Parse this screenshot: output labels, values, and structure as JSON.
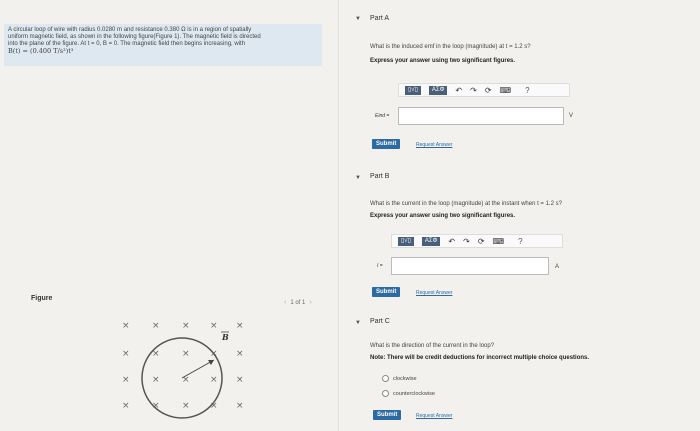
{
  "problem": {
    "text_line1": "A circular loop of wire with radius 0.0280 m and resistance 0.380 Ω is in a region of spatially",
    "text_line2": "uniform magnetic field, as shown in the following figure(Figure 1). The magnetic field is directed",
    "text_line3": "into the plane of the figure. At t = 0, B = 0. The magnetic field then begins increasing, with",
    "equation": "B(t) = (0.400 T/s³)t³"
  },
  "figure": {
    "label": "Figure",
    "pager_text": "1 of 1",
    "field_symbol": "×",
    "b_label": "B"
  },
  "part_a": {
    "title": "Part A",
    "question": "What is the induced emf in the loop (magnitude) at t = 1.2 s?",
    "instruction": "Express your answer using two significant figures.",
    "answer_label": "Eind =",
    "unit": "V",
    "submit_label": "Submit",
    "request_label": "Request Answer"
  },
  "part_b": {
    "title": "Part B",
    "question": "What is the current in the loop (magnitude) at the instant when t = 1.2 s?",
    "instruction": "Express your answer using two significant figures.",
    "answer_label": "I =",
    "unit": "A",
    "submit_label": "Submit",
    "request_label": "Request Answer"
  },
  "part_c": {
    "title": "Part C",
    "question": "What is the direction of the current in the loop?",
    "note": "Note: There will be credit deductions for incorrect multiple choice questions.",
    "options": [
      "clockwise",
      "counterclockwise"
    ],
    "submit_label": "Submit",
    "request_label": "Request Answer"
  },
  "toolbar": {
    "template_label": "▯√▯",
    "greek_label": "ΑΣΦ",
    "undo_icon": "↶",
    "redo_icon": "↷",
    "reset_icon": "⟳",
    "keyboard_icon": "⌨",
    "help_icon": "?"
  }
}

------------------------------

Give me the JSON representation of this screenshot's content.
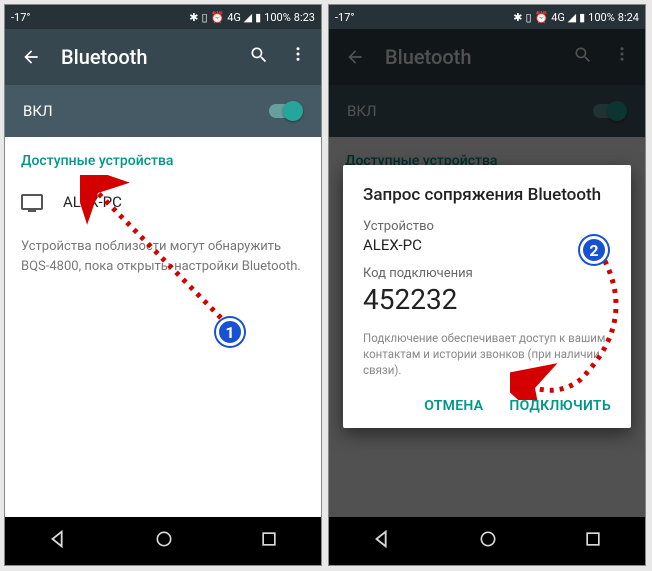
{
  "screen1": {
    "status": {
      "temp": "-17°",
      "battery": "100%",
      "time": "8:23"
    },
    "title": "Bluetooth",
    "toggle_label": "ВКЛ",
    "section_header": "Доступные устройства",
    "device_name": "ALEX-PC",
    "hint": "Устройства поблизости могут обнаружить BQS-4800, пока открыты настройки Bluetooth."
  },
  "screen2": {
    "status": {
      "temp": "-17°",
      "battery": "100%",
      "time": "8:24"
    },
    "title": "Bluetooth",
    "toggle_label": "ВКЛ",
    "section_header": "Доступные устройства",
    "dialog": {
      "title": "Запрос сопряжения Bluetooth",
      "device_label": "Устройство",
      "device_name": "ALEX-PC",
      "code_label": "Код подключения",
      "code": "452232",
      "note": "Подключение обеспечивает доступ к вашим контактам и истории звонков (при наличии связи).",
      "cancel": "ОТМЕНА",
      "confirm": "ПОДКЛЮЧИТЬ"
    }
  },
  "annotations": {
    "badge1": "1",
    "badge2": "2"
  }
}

------------------------------

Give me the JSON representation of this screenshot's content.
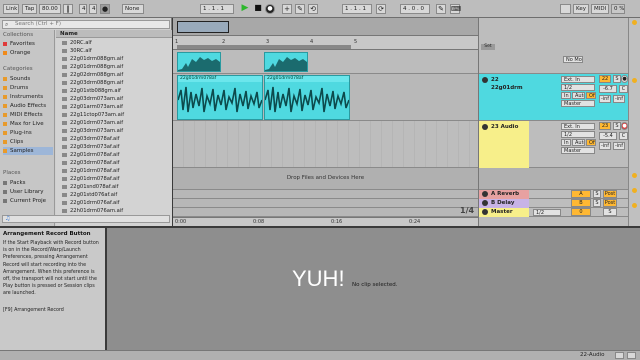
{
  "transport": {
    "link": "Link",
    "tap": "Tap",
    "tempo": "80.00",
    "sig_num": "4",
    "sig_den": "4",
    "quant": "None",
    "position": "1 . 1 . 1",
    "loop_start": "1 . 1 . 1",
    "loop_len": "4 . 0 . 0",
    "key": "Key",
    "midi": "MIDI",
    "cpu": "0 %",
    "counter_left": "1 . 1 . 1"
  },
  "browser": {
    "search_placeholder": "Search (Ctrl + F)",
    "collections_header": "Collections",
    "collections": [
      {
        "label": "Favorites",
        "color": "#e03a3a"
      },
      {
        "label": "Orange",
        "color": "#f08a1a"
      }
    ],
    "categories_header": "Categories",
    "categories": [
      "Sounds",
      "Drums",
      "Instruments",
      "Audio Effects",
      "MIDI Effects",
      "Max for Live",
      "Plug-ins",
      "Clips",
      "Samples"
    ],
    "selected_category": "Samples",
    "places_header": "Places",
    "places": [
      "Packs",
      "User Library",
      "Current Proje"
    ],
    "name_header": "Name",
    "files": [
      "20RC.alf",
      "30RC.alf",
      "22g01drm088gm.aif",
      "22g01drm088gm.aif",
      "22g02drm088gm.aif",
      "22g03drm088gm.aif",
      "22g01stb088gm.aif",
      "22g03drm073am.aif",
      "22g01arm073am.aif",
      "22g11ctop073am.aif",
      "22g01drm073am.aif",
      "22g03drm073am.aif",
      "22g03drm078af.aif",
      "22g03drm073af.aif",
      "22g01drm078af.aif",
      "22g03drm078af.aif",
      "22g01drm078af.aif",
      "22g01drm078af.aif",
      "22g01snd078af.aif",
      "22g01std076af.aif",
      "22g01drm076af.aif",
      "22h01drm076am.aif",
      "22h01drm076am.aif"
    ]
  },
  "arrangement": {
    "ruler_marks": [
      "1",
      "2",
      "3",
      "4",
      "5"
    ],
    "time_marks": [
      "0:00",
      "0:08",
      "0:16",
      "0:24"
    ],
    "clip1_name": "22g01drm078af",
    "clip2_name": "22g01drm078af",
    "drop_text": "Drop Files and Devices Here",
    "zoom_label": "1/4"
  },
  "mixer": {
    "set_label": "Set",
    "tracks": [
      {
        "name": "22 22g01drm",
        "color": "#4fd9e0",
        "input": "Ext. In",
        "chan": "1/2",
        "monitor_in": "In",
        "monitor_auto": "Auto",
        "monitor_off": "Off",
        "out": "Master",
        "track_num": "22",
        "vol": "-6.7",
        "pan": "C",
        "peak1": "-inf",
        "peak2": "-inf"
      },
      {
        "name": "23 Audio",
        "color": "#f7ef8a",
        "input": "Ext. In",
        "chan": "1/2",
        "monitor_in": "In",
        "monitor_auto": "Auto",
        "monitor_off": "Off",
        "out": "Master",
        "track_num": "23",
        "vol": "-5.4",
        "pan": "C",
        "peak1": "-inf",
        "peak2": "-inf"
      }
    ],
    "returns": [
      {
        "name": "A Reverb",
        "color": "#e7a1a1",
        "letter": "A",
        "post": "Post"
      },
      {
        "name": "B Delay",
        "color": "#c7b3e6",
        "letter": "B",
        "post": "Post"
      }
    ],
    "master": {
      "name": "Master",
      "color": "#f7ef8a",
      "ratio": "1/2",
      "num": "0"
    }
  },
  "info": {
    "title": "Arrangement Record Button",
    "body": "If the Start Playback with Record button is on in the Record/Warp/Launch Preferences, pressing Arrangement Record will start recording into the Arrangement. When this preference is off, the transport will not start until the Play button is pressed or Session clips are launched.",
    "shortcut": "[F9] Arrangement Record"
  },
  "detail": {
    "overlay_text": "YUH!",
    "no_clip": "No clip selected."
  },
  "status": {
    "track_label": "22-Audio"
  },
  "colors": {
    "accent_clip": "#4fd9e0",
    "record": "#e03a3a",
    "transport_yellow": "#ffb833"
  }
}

------------------------------

EXERCISE OBJECTIVE -
Give the number of lines in the entries above that include the string "with". No other output is expected.

COMPLETED TASK -
3